= EXERCISE DETAILS =
Extract all records. Keep each one exact.

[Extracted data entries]
------------------------
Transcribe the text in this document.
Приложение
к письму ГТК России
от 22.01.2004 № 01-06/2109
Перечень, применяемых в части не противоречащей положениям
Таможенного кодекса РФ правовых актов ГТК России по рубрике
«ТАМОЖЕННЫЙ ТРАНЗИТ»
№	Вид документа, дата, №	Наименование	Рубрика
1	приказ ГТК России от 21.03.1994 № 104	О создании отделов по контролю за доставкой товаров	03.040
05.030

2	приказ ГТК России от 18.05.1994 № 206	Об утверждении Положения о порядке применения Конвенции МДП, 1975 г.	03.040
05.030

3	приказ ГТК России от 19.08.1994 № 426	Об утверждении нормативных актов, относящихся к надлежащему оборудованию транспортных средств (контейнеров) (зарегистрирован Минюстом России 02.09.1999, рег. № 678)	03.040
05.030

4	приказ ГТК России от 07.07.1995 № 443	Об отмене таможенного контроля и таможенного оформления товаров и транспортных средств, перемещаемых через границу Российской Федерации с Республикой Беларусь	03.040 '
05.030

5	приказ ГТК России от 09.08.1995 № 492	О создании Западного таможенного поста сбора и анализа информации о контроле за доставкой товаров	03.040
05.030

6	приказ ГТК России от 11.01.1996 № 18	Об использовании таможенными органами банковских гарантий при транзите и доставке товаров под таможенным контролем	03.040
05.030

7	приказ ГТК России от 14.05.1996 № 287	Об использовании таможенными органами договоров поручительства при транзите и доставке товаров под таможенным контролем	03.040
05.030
------------------------
= ANSWER TO THE PROBLEM =
Transcribe the text in this document.
Приложение
к письму ГТК России
от 22.01.2004 № 01-06/2109
Перечень, применяемых в части не противоречащей положениям
Таможенного кодекса РФ правовых актов ГТК России по рубрике
«ТАМОЖЕННЫЙ ТРАНЗИТ»
№	Вид документа, дата, №	Наименование	Рубрика
1	приказ ГТК России от 21.03.1994 № 104	О создании отделов по контролю за доставкой товаров	03.040
05.030

2	приказ ГТК России от 18.05.1994 № 206	Об утверждении Положения о порядке применения Конвенции МДП, 1975 г.	03.040
05.030

3	приказ ГТК России от 19.08.1994 № 426	Об утверждении нормативных актов, относящихся к надлежащему оборудованию транспортных средств (контейнеров) (зарегистрирован Минюстом России 02.09.1999, рег. № 678)	03.040
05.030

4	приказ ГТК России от 07.07.1995 № 443	Об отмене таможенного контроля и таможенного оформления товаров и транспортных средств, перемещаемых через границу Российской Федерации с Республикой Беларусь	03.040 '
05.030

5	приказ ГТК России от 09.08.1995 № 492	О создании Западного таможенного поста сбора и анализа информации о контроле за доставкой товаров	03.040
05.030

6	приказ ГТК России от 11.01.1996 № 18	Об использовании таможенными органами банковских гарантий при транзите и доставке товаров под таможенным контролем	03.040
05.030

7	приказ ГТК России от 14.05.1996 № 287	Об использовании таможенными органами договоров поручительства при транзите и доставке товаров под таможенным контролем	03.040
05.030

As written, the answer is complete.